#### Excerpt to read ####

GSA changes strategy for identification card contracts
In an attempt to achieve more competitive pricing, GSA opens up its contract for end-to-end card services to its schedules program.
The General Services Administration has decided not to exercise the remaining options of a five-year, $104 million contract with BearingPoint for end-to-end identification card services, government and private sector sources said Tuesday.
Three days after the company helped agencies using a GSA shared service center meet the Bush administration's Oct. 27 deadline for issuing standardized, high-tech identity cards, as required by Homeland Security Presidential Directive 12, GSA officials told BearingPoint they planned to change course.
According to a government official speaking on the condition of anonymity, GSA determined agencies could select from among multiple, qualified companies for end-to-end ID card services. When GSA awarded BearingPoint the initial contract in August, there were not enough companies qualified as end-to-end service providers to meet the government's needs, the official said.
Now GSA will offer contracts for ID card services through its schedules program. GSA schedules provide lists of contracts available for use governmentwide. As of Friday, 38 agencies had signed up for GSA's help in meeting the HSPD 12 mandate. About 15 companies can provide end-to-end identity card services compliant with the presidential directive, the government source said.
BearingPoint will continue to work on the HSPD 12 contract until Jan. 7, and will ultimately issue 6,500 cards in the four cities where GSA established enrollment stations, the source said. Agencies signed up under the GSA shared service plan paid $110 for each card issued and will pay $52 for annual maintenance.
The Interior Department's National Business Center, which runs a competing shared service center, is charging agencies $120 for each card issued, which includes the first year's maintenance costs. NBC's card services are being implemented by IBM and Lockheed Martin Corp.
Steve Lunceford, a spokesman for BearingPoint, said GSA officials thanked BearingPoint Monday night for helping them meet the Oct. 27 deadline, but said they believed that the market has changed and it is not in the government's best interest to continue the contract.
"We feel very privileged to be able to help our clients meet the deadline," Lunceford said. "We look forward to working with the agency moving forward."
Lunceford strongly denied allegations that the contract was not continued because of performance issues.
"We met the mandate. We had success," Lunceford said.
Soon after awarding the BearingPoint contract, GSA was forced to issue a stop work order for 11 days after three companies filed bid protests.
Kevin Kozlowski, vice president of government initiatives for Xtec Inc., a Miami-based security company that filed one of the protests with the Government Accountability Office, said he is concerned about how companies will be able to compete fairly for schedule contracts after GSA spent months promoting the BearingPoint contract.
Brad Bass, a spokesman for Electronic Data Systems Corp., which also filed a protest with GAO, said the announcement is good news.
"We support GSA's action to terminate the current contract for HSPD 12 shared services and to provide these products and services to federal agencies in a fair and competitive manner," Bass said.
Lockheed Martin Corp., the third company that protested the BearingPoint contract, declined to comment.
The government source said GSA's decision to discontinue the BearingPoint contract was unrelated to the bid protests.

#### Data extract ####

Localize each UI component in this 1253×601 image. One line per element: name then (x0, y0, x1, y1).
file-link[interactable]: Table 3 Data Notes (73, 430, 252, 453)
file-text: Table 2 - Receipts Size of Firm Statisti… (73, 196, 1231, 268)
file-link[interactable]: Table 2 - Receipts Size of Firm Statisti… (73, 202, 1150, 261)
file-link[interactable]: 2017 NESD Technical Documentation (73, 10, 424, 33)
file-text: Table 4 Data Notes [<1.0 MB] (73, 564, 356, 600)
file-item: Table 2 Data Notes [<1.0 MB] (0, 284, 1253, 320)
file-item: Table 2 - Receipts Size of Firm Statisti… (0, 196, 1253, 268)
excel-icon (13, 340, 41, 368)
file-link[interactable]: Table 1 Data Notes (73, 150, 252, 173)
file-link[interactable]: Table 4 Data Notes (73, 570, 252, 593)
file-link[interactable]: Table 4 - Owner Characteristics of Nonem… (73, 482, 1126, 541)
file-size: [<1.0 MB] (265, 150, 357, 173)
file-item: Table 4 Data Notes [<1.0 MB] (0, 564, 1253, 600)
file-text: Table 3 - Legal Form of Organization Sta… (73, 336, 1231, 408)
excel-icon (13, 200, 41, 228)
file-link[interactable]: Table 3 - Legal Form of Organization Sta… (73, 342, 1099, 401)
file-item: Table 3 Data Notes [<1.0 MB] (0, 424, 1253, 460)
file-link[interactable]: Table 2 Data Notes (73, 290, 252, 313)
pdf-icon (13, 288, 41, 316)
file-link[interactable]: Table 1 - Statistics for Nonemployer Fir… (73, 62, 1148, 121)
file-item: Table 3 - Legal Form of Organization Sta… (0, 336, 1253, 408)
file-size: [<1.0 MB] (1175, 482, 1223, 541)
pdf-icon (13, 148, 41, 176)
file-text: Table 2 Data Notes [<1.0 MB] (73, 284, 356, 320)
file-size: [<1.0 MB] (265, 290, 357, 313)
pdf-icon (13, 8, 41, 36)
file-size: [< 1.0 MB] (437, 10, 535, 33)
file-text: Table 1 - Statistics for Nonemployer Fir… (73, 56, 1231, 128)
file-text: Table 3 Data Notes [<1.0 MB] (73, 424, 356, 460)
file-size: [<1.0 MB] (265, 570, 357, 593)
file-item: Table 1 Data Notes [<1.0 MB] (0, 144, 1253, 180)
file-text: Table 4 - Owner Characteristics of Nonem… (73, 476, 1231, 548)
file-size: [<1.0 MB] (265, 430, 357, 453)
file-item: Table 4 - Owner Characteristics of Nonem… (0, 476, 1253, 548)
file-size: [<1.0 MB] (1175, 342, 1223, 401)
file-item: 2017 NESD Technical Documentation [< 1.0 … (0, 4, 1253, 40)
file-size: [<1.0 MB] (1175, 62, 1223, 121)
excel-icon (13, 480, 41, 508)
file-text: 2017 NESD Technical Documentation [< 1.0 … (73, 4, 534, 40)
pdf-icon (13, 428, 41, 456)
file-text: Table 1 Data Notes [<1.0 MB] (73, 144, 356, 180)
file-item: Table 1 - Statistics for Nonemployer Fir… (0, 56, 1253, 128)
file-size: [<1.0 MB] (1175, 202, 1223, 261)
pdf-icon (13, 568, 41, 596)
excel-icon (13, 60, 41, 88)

####

**About this exercise**
According to the article on GSA's identification card contracts, how much did agencies signed up under the GSA shared service plan pay for each card issued?

**Answer**
$110